(Entries with figure data)
= = = =
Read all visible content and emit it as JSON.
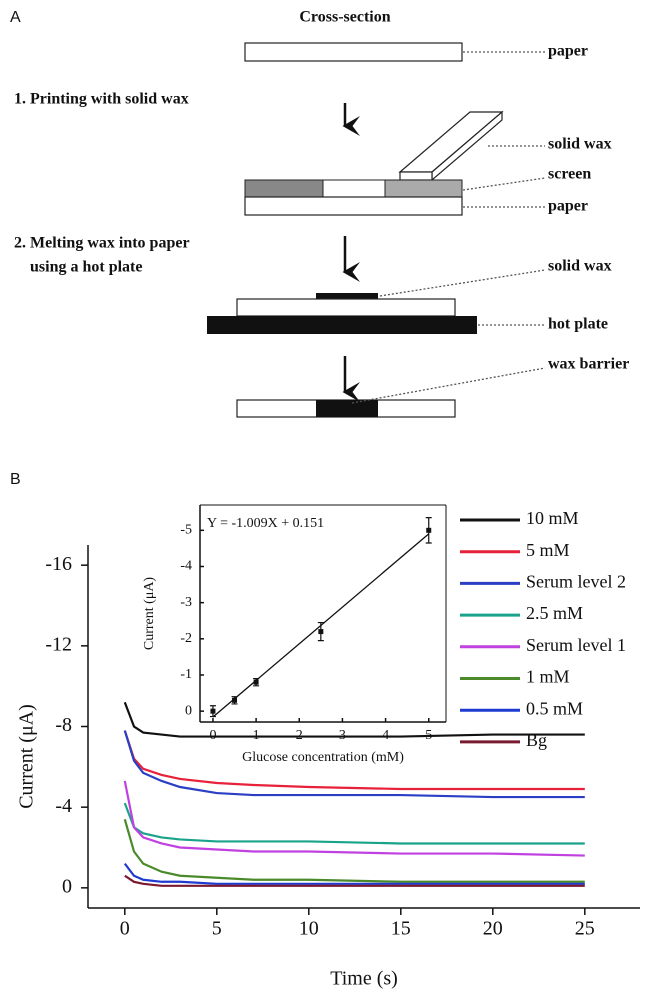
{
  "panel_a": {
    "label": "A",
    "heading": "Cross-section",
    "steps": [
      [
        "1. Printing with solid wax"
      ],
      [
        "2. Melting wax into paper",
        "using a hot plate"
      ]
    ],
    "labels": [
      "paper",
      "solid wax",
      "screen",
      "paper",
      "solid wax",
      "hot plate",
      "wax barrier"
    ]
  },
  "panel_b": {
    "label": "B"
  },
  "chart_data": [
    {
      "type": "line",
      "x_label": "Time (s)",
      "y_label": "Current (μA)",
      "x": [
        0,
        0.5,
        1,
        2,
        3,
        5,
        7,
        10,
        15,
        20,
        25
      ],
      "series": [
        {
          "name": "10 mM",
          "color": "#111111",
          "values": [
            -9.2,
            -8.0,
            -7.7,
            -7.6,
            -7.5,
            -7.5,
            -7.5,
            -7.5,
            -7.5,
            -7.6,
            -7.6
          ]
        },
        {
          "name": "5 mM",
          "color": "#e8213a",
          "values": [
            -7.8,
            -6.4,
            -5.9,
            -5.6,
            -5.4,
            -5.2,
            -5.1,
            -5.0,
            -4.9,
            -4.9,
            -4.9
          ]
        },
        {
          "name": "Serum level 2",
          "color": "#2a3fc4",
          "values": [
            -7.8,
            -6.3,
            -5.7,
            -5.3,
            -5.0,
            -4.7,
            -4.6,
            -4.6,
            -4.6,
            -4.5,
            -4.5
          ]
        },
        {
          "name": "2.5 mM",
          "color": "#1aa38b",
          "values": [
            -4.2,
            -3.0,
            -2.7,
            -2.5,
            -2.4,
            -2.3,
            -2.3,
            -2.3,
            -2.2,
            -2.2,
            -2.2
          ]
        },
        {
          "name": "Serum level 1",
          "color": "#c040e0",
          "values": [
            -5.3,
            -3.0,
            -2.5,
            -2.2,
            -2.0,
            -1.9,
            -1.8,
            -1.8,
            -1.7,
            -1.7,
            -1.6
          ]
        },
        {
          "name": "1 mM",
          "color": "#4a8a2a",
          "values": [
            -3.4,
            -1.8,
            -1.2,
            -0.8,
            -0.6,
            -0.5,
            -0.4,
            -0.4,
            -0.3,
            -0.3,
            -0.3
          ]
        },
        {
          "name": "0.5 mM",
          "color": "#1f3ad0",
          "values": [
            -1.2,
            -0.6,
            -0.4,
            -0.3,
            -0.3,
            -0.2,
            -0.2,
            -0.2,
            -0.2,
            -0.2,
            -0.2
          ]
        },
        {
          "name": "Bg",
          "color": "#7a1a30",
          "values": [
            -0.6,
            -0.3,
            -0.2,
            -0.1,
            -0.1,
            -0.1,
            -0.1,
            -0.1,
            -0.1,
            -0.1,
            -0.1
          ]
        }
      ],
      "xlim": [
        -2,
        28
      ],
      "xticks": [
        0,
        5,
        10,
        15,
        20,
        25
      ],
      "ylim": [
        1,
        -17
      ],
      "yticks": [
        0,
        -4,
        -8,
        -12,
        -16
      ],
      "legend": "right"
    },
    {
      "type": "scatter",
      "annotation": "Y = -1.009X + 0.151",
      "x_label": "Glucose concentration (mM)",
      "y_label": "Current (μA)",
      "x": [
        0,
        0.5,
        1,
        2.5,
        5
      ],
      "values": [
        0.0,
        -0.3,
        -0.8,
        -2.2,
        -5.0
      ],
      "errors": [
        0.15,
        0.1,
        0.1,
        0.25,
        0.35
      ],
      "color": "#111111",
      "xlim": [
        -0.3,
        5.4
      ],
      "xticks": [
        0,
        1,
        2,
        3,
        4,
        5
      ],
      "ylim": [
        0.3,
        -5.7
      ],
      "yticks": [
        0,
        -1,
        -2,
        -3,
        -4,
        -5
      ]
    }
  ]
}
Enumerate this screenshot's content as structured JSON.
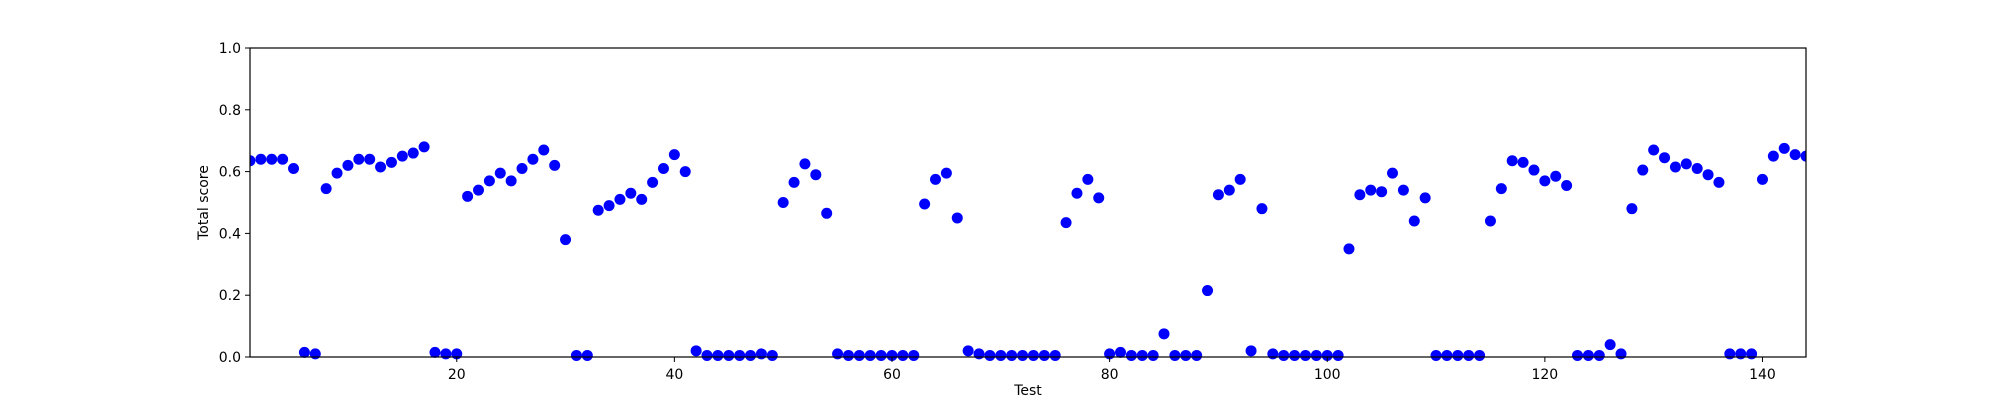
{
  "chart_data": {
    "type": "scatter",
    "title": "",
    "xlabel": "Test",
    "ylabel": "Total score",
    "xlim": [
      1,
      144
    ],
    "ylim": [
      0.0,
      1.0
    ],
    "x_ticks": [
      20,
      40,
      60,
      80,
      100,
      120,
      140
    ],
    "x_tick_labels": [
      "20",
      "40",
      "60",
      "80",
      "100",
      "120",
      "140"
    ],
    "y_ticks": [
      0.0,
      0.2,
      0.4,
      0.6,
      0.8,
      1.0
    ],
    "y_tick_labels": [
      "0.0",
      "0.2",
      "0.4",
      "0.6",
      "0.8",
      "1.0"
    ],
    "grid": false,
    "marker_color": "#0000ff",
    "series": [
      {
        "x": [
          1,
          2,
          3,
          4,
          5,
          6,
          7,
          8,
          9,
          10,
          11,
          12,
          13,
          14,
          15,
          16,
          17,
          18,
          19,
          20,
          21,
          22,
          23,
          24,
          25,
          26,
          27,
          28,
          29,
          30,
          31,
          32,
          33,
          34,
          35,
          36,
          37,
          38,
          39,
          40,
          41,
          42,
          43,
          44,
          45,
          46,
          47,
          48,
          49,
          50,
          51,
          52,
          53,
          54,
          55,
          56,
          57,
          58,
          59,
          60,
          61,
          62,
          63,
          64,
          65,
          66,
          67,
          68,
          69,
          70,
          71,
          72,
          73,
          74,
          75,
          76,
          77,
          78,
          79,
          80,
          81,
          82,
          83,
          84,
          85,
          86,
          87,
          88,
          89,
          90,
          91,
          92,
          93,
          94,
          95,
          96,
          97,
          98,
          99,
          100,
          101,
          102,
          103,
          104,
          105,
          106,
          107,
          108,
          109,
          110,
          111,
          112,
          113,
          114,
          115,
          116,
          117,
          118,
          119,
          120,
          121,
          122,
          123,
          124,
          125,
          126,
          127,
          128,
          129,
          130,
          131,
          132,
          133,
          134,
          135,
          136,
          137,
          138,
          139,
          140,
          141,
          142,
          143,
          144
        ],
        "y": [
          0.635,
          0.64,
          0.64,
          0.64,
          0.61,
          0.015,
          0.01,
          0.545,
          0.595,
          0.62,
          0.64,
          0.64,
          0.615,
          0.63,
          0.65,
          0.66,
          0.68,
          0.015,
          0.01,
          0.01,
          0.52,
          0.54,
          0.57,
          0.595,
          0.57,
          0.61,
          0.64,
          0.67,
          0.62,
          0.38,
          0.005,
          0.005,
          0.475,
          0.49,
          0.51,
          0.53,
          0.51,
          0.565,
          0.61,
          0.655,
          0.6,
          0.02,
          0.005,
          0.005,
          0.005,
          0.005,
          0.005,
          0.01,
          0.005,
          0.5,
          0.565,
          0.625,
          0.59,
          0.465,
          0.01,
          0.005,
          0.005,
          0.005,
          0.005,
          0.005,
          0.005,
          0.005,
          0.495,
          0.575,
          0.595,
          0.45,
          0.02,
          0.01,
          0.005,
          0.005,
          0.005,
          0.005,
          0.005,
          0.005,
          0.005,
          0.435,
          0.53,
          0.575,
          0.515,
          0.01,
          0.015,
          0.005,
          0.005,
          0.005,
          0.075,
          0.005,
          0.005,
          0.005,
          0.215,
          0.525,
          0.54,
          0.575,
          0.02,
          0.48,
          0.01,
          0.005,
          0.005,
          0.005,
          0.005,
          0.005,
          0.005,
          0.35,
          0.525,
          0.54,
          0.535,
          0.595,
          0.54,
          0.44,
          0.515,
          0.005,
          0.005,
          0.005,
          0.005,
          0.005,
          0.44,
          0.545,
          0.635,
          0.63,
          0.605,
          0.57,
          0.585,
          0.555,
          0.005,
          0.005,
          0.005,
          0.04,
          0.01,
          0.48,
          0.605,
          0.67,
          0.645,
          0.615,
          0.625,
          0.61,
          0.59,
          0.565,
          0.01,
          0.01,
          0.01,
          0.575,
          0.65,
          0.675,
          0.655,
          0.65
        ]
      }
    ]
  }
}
= = = =
Where a line above holds the string "type", show that line.

• **EXPECTED OUTPUT**:
      "type": "line",
      "type": "scatter",
    "type": "scatter",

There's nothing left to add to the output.